> Exercise instructions: Scan the lines below; pull out those with "beiden".
╭─ Records for the task
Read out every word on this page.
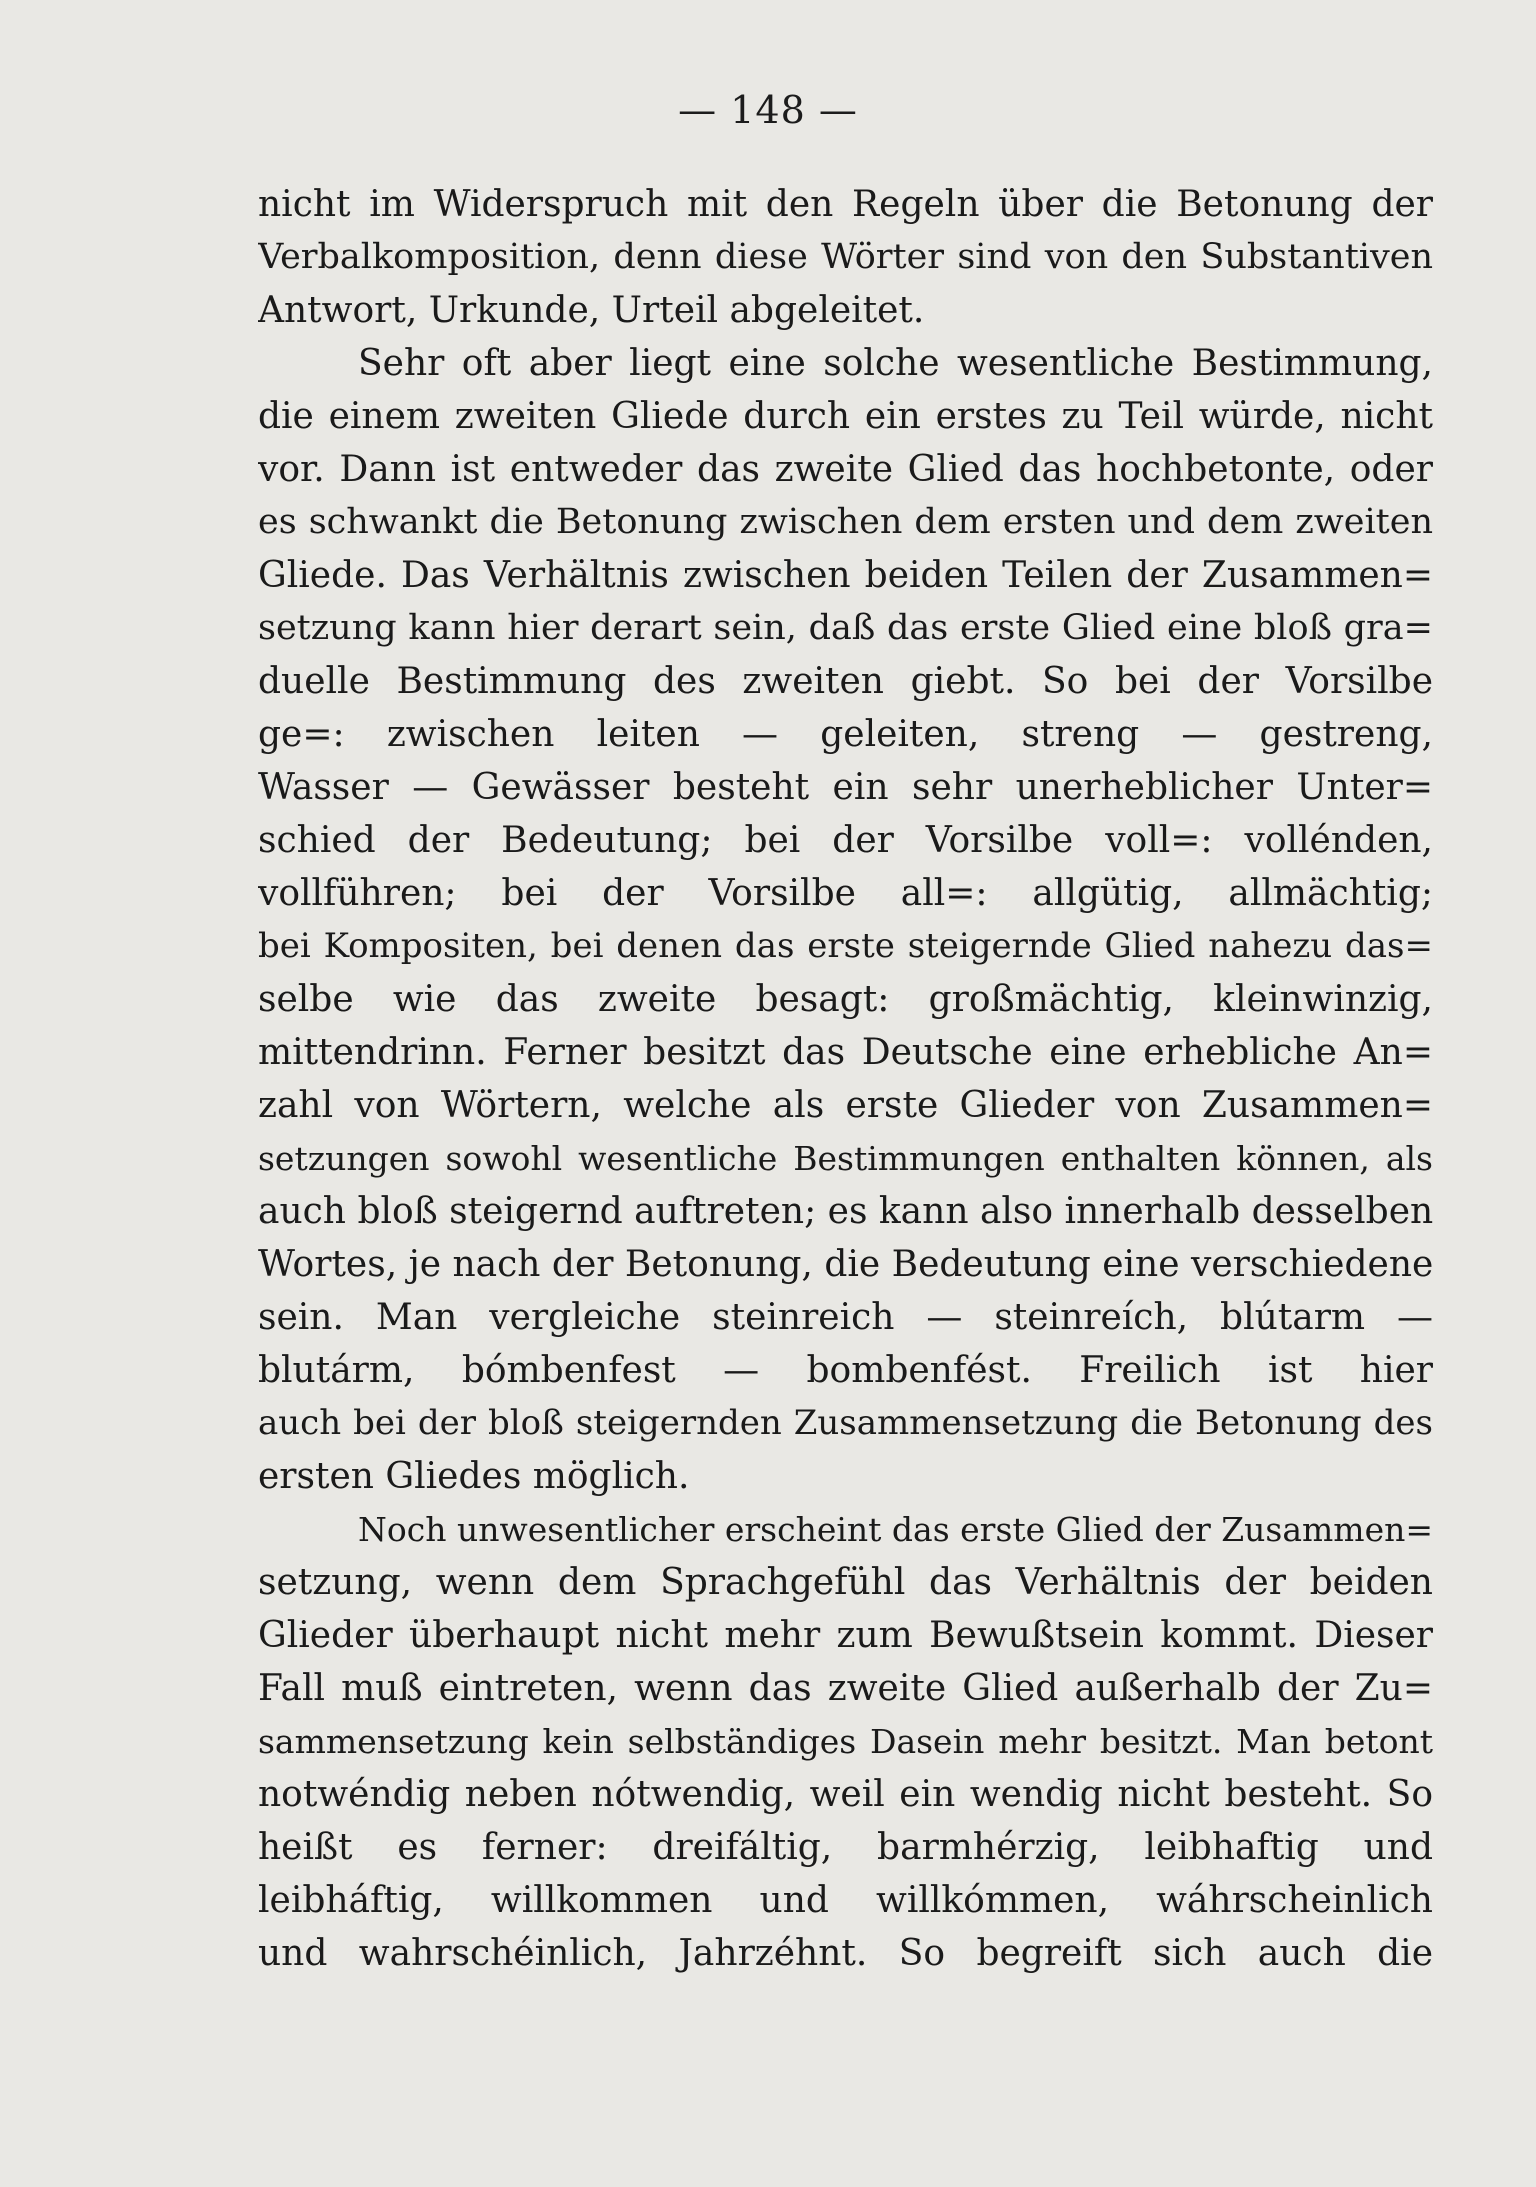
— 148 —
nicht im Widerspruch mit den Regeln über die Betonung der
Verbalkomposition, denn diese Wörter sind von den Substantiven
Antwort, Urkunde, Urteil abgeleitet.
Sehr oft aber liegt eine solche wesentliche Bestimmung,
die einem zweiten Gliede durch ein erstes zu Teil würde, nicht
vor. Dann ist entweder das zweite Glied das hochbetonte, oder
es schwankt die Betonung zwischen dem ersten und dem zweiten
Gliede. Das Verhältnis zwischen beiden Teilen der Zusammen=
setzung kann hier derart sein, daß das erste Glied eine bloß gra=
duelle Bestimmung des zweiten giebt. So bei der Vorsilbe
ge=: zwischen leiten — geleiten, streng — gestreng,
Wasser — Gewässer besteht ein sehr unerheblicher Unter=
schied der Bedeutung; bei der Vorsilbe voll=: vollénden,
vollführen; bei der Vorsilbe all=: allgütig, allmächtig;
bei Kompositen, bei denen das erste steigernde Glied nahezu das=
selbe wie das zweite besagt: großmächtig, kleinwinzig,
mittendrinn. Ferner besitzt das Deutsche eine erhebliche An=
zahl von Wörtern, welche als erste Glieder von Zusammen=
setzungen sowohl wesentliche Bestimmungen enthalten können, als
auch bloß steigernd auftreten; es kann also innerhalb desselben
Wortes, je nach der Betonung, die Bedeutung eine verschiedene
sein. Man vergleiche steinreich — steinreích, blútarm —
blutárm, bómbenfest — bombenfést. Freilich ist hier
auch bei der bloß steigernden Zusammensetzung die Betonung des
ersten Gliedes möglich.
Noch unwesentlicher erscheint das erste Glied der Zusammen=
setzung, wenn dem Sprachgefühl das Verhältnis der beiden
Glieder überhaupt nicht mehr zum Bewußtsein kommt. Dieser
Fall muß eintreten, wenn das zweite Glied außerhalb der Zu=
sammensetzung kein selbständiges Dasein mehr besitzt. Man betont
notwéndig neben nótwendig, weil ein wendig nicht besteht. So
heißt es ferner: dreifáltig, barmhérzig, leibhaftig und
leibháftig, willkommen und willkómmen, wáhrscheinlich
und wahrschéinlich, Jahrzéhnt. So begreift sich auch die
╰─
> Complete output:
Gliede. Das Verhältnis zwischen beiden Teilen der Zusammen=
setzung, wenn dem Sprachgefühl das Verhältnis der beiden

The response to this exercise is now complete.